Short problem
Filter this material down to the lines that hold "лифтовых", copying each one.
· · ·
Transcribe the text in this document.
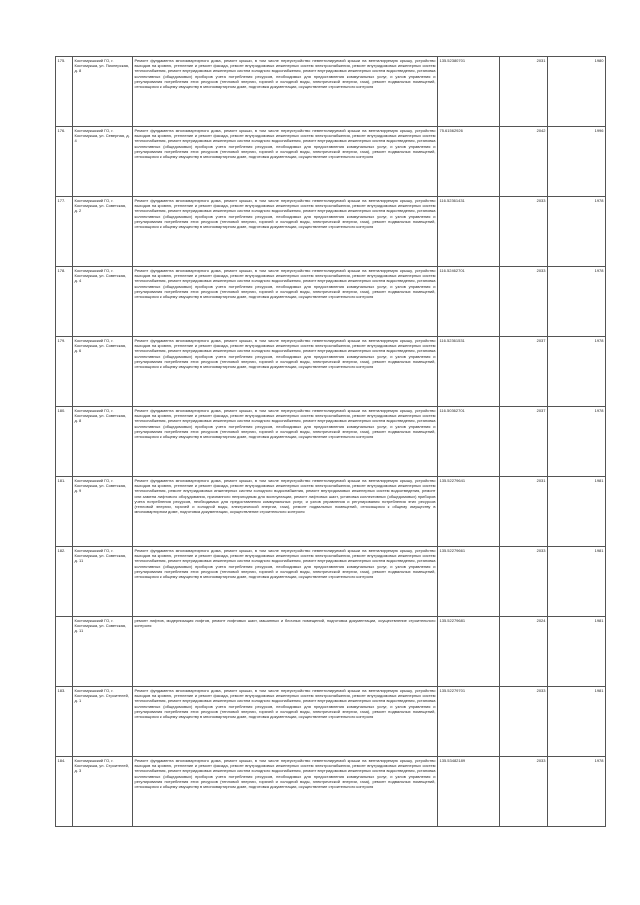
175.	Костомукшский ГО, г. Костомукша, ул. Пионерская, д. 8	Ремонт фундамента многоквартирного дома, ремонт крыши, в том числе переустройство невентилируемой крыши на вентилируемую крышу, устройство выходов на кровлю, утепление и ремонт фасада, ремонт внутридомовых инженерных систем электроснабжения, ремонт внутридомовых инженерных систем теплоснабжения, ремонт внутридомовых инженерных систем холодного водоснабжения, ремонт внутридомовых инженерных систем водоотведения, установка коллективных (общедомовых) приборов учета потребления ресурсов, необходимых для предоставления коммунальных услуг, и узлов управления и регулирования потребления этих ресурсов (тепловой энергии, горячей и холодной воды, электрической энергии, газа), ремонт подвальных помещений, относящихся к общему имуществу в многоквартирном доме, подготовка документации, осуществление строительного контроля	135.52380701	2031	1980
176.	Костомукшский ГО, г. Костомукша, ул. Северная, д. 4	Ремонт фундамента многоквартирного дома, ремонт крыши, в том числе переустройство невентилируемой крыши на вентилируемую крышу, устройство выходов на кровлю, утепление и ремонт фасада, ремонт внутридомовых инженерных систем электроснабжения, ремонт внутридомовых инженерных систем теплоснабжения, ремонт внутридомовых инженерных систем холодного водоснабжения, ремонт внутридомовых инженерных систем водоотведения, установка коллективных (общедомовых) приборов учета потребления ресурсов, необходимых для предоставления коммунальных услуг, и узлов управления и регулирования потребления этих ресурсов (тепловой энергии, горячей и холодной воды, электрической энергии, газа), ремонт подвальных помещений, относящихся к общему имуществу в многоквартирном доме, подготовка документации, осуществление строительного контроля	75.61562926	2042	1996
177.	Костомукшский ГО, г. Костомукша, ул. Советская, д. 2	Ремонт фундамента многоквартирного дома, ремонт крыши, в том числе переустройство невентилируемой крыши на вентилируемую крышу, устройство выходов на кровлю, утепление и ремонт фасада, ремонт внутридомовых инженерных систем электроснабжения, ремонт внутридомовых инженерных систем теплоснабжения, ремонт внутридомовых инженерных систем холодного водоснабжения, ремонт внутридомовых инженерных систем водоотведения, установка коллективных (общедомовых) приборов учета потребления ресурсов, необходимых для предоставления коммунальных услуг, и узлов управления и регулирования потребления этих ресурсов (тепловой энергии, горячей и холодной воды, электрической энергии, газа), ремонт подвальных помещений, относящихся к общему имуществу в многоквартирном доме, подготовка документации, осуществление строительного контроля	116.52361431	2033	1978
178.	Костомукшский ГО, г. Костомукша, ул. Советская, д. 4	Ремонт фундамента многоквартирного дома, ремонт крыши, в том числе переустройство невентилируемой крыши на вентилируемую крышу, устройство выходов на кровлю, утепление и ремонт фасада, ремонт внутридомовых инженерных систем электроснабжения, ремонт внутридомовых инженерных систем теплоснабжения, ремонт внутридомовых инженерных систем холодного водоснабжения, ремонт внутридомовых инженерных систем водоотведения, установка коллективных (общедомовых) приборов учета потребления ресурсов, необходимых для предоставления коммунальных услуг, и узлов управления и регулирования потребления этих ресурсов (тепловой энергии, горячей и холодной воды, электрической энергии, газа), ремонт подвальных помещений, относящихся к общему имуществу в многоквартирном доме, подготовка документации, осуществление строительного контроля	116.52462701	2033	1978
179.	Костомукшский ГО, г. Костомукша, ул. Советская, д. 6	Ремонт фундамента многоквартирного дома, ремонт крыши, в том числе переустройство невентилируемой крыши на вентилируемую крышу, устройство выходов на кровлю, утепление и ремонт фасада, ремонт внутридомовых инженерных систем электроснабжения, ремонт внутридомовых инженерных систем теплоснабжения, ремонт внутридомовых инженерных систем холодного водоснабжения, ремонт внутридомовых инженерных систем водоотведения, установка коллективных (общедомовых) приборов учета потребления ресурсов, необходимых для предоставления коммунальных услуг, и узлов управления и регулирования потребления этих ресурсов (тепловой энергии, горячей и холодной воды, электрической энергии, газа), ремонт подвальных помещений, относящихся к общему имуществу в многоквартирном доме, подготовка документации, осуществление строительного контроля	116.52361531	2037	1978
180.	Костомукшский ГО, г. Костомукша, ул. Советская, д. 8	Ремонт фундамента многоквартирного дома, ремонт крыши, в том числе переустройство невентилируемой крыши на вентилируемую крышу, устройство выходов на кровлю, утепление и ремонт фасада, ремонт внутридомовых инженерных систем электроснабжения, ремонт внутридомовых инженерных систем теплоснабжения, ремонт внутридомовых инженерных систем холодного водоснабжения, ремонт внутридомовых инженерных систем водоотведения, установка коллективных (общедомовых) приборов учета потребления ресурсов, необходимых для предоставления коммунальных услуг, и узлов управления и регулирования потребления этих ресурсов (тепловой энергии, горячей и холодной воды, электрической энергии, газа), ремонт подвальных помещений, относящихся к общему имуществу в многоквартирном доме, подготовка документации, осуществление строительного контроля	116.50362701	2037	1978
181.	Костомукшский ГО, г. Костомукша, ул. Советская, д. 9	Ремонт фундамента многоквартирного дома, ремонт крыши, в том числе переустройство невентилируемой крыши на вентилируемую крышу, устройство выходов на кровлю, утепление и ремонт фасада, ремонт внутридомовых инженерных систем электроснабжения, ремонт внутридомовых инженерных систем теплоснабжения, ремонт внутридомовых инженерных систем холодного водоснабжения, ремонт внутридомовых инженерных систем водоотведения, ремонт или замена лифтового оборудования, признанного непригодным для эксплуатации, ремонт лифтовых шахт, установка коллективных (общедомовых) приборов учета потребления ресурсов, необходимых для предоставления коммунальных услуг, и узлов управления и регулирования потребления этих ресурсов (тепловой энергии, горячей и холодной воды, электрической энергии, газа), ремонт подвальных помещений, относящихся к общему имуществу в многоквартирном доме, подготовка документации, осуществление строительного контроля	135.52279641	2031	1981
182.	Костомукшский ГО, г. Костомукша, ул. Советская, д. 11	Ремонт фундамента многоквартирного дома, ремонт крыши, в том числе переустройство невентилируемой крыши на вентилируемую крышу, устройство выходов на кровлю, утепление и ремонт фасада, ремонт внутридомовых инженерных систем электроснабжения, ремонт внутридомовых инженерных систем теплоснабжения, ремонт внутридомовых инженерных систем холодного водоснабжения, ремонт внутридомовых инженерных систем водоотведения, установка коллективных (общедомовых) приборов учета потребления ресурсов, необходимых для предоставления коммунальных услуг, и узлов управления и регулирования потребления этих ресурсов (тепловой энергии, горячей и холодной воды, электрической энергии, газа), ремонт подвальных помещений, относящихся к общему имуществу в многоквартирном доме, подготовка документации, осуществление строительного контроля	135.52279661	2033	1981
	Костомукшский ГО, г. Костомукша, ул. Советская, д. 11	ремонт лифтов, модернизация лифтов, ремонт лифтовых шахт, машинных и блочных помещений, подготовка документации, осуществление строительного контроля	135.52279681	2024	1981
183.	Костомукшский ГО, г. Костомукша, ул. Строителей, д. 1	Ремонт фундамента многоквартирного дома, ремонт крыши, в том числе переустройство невентилируемой крыши на вентилируемую крышу, устройство выходов на кровлю, утепление и ремонт фасада, ремонт внутридомовых инженерных систем электроснабжения, ремонт внутридомовых инженерных систем теплоснабжения, ремонт внутридомовых инженерных систем холодного водоснабжения, ремонт внутридомовых инженерных систем водоотведения, установка коллективных (общедомовых) приборов учета потребления ресурсов, необходимых для предоставления коммунальных услуг, и узлов управления и регулирования потребления этих ресурсов (тепловой энергии, горячей и холодной воды, электрической энергии, газа), ремонт подвальных помещений, относящихся к общему имуществу в многоквартирном доме, подготовка документации, осуществление строительного контроля	135.52279701	2033	1981
184.	Костомукшский ГО, г. Костомукша, ул. Строителей, д. 3	Ремонт фундамента многоквартирного дома, ремонт крыши, в том числе переустройство невентилируемой крыши на вентилируемую крышу, устройство выходов на кровлю, утепление и ремонт фасада, ремонт внутридомовых инженерных систем электроснабжения, ремонт внутридомовых инженерных систем теплоснабжения, ремонт внутридомовых инженерных систем холодного водоснабжения, ремонт внутридомовых инженерных систем водоотведения, установка коллективных (общедомовых) приборов учета потребления ресурсов, необходимых для предоставления коммунальных услуг, и узлов управления и регулирования потребления этих ресурсов (тепловой энергии, горячей и холодной воды, электрической энергии, газа), ремонт подвальных помещений, относящихся к общему имуществу в многоквартирном доме, подготовка документации, осуществление строительного контроля	135.53482189	2033	1978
· · ·
Task output
181.	Костомукшский ГО, г. Костомукша, ул. Советская, д. 9	Ремонт фундамента многоквартирного дома, ремонт крыши, в том числе переустройство невентилируемой крыши на вентилируемую крышу, устройство выходов на кровлю, утепление и ремонт фасада, ремонт внутридомовых инженерных систем электроснабжения, ремонт внутридомовых инженерных систем теплоснабжения, ремонт внутридомовых инженерных систем холодного водоснабжения, ремонт внутридомовых инженерных систем водоотведения, ремонт или замена лифтового оборудования, признанного непригодным для эксплуатации, ремонт лифтовых шахт, установка коллективных (общедомовых) приборов учета потребления ресурсов, необходимых для предоставления коммунальных услуг, и узлов управления и регулирования потребления этих ресурсов (тепловой энергии, горячей и холодной воды, электрической энергии, газа), ремонт подвальных помещений, относящихся к общему имуществу в многоквартирном доме, подготовка документации, осуществление строительного контроля	135.52279641	2031	1981
	Костомукшский ГО, г. Костомукша, ул. Советская, д. 11	ремонт лифтов, модернизация лифтов, ремонт лифтовых шахт, машинных и блочных помещений, подготовка документации, осуществление строительного контроля	135.52279681	2024	1981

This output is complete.